## Listed records
+ + +

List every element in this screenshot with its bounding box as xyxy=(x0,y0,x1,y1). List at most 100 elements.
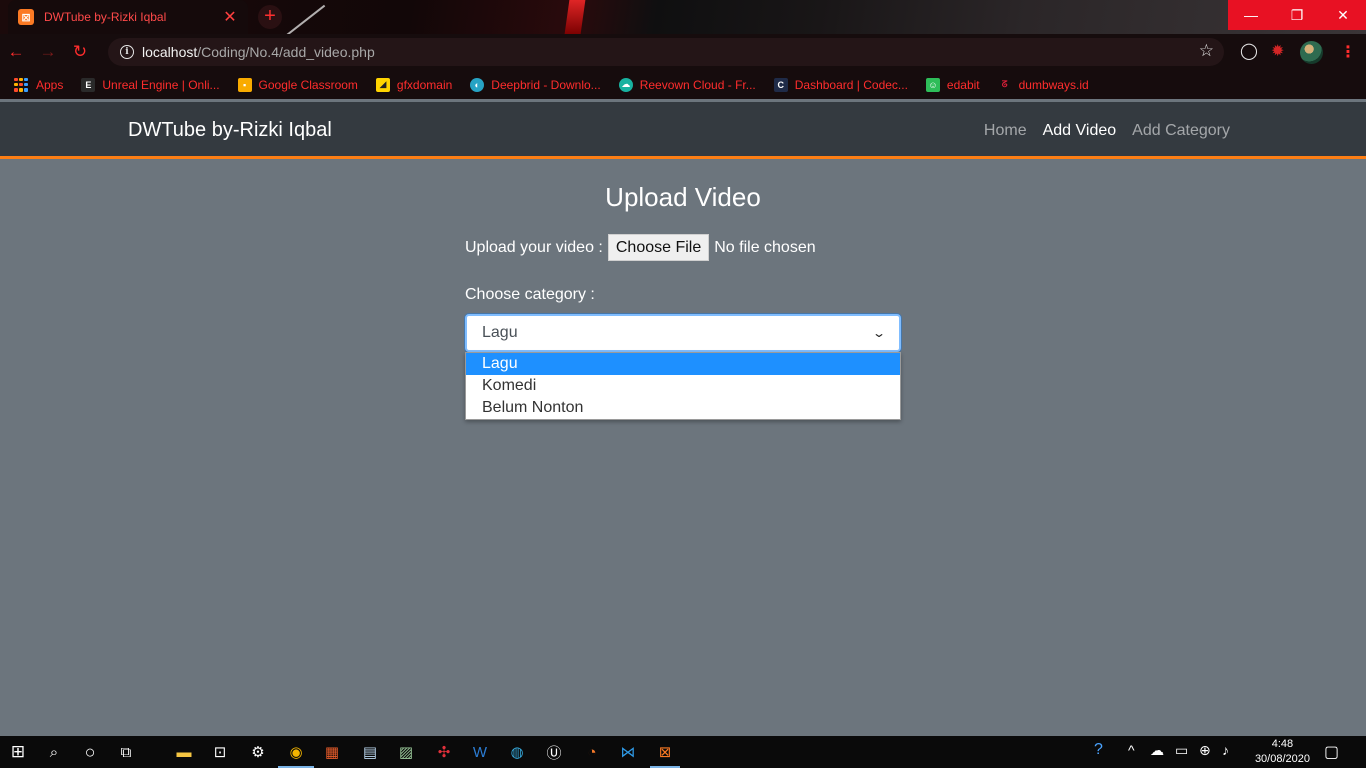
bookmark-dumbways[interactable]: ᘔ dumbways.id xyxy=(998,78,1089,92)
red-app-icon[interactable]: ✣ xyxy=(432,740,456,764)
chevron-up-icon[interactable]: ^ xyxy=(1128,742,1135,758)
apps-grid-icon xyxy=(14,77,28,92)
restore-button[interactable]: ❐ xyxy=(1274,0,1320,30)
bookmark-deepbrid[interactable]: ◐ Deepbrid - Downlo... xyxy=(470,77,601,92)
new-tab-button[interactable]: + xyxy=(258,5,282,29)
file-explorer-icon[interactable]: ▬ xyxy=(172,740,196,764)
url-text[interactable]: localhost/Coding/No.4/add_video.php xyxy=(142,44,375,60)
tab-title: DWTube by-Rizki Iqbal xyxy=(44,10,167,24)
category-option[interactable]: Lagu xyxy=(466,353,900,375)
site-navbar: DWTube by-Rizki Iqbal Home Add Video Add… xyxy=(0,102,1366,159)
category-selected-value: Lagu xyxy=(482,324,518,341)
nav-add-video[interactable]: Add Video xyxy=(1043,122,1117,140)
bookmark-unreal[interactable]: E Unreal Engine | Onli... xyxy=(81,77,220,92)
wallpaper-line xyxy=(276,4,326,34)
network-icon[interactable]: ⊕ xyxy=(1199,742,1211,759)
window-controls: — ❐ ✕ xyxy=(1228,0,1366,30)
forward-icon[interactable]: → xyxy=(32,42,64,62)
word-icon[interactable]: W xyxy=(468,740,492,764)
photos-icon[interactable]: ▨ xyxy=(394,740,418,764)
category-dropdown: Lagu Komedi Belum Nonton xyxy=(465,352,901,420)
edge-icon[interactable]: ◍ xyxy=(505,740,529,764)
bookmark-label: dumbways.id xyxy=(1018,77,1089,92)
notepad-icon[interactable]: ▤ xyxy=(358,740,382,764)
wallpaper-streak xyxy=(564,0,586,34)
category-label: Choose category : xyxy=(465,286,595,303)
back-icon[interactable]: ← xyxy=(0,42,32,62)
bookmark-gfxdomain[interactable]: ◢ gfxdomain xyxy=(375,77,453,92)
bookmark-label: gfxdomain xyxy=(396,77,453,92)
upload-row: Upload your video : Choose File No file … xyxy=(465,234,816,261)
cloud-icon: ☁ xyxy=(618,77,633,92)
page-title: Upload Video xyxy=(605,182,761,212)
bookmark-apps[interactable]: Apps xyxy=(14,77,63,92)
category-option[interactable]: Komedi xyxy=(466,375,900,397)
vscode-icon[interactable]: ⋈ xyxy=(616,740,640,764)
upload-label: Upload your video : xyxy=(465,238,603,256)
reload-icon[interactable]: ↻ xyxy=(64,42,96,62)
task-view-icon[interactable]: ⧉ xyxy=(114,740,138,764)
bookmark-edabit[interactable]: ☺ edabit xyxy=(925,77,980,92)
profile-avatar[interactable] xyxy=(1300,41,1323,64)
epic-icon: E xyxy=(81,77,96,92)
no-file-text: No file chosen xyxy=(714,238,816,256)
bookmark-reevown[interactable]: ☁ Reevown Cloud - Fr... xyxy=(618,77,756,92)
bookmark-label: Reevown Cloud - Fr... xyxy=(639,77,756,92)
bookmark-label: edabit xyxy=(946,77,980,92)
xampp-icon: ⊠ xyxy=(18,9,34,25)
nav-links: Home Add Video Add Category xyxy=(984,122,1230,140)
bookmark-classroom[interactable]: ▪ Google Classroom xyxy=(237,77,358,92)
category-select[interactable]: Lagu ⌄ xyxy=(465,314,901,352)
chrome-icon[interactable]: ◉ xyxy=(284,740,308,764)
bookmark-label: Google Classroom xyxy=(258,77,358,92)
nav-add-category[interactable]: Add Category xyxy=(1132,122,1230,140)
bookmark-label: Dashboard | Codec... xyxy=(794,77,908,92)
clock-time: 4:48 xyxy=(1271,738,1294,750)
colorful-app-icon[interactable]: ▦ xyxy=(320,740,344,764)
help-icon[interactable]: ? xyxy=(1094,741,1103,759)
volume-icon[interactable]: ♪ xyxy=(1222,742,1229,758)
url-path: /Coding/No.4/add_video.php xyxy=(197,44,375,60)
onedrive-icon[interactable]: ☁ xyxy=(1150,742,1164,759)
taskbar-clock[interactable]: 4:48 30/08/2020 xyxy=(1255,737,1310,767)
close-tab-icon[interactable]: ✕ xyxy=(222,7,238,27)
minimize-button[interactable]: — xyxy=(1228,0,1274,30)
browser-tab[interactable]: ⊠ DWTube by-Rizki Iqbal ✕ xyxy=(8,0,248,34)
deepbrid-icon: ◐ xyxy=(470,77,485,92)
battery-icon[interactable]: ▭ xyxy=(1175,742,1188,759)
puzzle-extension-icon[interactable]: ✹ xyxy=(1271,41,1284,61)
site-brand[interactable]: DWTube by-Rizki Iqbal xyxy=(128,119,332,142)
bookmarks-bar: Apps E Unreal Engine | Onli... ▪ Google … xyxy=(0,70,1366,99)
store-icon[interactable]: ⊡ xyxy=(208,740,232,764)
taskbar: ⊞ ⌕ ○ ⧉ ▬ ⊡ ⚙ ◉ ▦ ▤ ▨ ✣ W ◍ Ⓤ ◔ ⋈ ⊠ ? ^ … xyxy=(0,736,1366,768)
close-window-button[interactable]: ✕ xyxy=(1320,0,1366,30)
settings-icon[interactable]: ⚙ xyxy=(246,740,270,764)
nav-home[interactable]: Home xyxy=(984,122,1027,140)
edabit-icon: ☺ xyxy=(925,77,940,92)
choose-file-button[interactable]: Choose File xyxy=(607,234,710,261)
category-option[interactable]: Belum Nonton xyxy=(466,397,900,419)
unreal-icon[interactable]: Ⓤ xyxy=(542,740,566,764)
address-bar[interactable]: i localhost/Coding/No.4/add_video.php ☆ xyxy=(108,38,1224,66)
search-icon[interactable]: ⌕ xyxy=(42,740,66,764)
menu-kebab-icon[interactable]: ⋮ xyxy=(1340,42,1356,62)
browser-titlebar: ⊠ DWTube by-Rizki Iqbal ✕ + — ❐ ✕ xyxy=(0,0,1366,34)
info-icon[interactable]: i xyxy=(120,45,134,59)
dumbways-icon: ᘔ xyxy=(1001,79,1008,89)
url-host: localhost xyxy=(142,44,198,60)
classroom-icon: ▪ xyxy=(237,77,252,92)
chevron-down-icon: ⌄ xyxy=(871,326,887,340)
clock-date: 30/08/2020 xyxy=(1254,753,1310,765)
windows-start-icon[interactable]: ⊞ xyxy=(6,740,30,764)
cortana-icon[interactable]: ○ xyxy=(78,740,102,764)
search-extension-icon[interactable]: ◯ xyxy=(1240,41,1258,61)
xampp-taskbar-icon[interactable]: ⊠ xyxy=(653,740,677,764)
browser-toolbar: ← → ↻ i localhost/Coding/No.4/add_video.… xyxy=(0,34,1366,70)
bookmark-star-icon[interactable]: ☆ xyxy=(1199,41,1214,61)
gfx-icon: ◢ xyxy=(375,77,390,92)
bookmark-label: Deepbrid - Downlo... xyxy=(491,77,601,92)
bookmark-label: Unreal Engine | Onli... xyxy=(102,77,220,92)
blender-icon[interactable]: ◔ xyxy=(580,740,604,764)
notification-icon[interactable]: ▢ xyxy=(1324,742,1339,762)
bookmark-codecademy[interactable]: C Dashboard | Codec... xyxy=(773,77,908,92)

+ + +

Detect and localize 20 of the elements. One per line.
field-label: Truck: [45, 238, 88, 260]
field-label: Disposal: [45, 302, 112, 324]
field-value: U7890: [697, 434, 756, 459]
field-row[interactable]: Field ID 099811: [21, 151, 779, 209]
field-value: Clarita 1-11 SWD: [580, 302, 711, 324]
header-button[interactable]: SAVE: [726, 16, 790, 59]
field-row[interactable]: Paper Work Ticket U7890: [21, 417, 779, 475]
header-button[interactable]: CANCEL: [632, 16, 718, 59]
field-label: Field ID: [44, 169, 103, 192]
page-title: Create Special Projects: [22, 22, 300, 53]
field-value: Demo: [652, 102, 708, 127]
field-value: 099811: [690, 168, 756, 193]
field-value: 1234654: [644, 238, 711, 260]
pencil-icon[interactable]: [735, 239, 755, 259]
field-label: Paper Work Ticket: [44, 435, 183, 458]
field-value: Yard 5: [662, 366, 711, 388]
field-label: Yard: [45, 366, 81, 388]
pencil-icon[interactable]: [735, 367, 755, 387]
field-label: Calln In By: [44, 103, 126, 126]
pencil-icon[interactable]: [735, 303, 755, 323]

+ + +

## Exercise
Return the material between the lines holding "Detect and localize" and "field-value: Clarita 1-11", inclusive, with every line reproduced verbatim.

## Solved exercise
Detect and localize 20 of the elements. One per line.
field-label: Truck: [45, 238, 88, 260]
field-label: Disposal: [45, 302, 112, 324]
field-value: U7890: [697, 434, 756, 459]
field-row[interactable]: Field ID 099811: [21, 151, 779, 209]
field-value: Clarita 1-11 SWD: [580, 302, 711, 324]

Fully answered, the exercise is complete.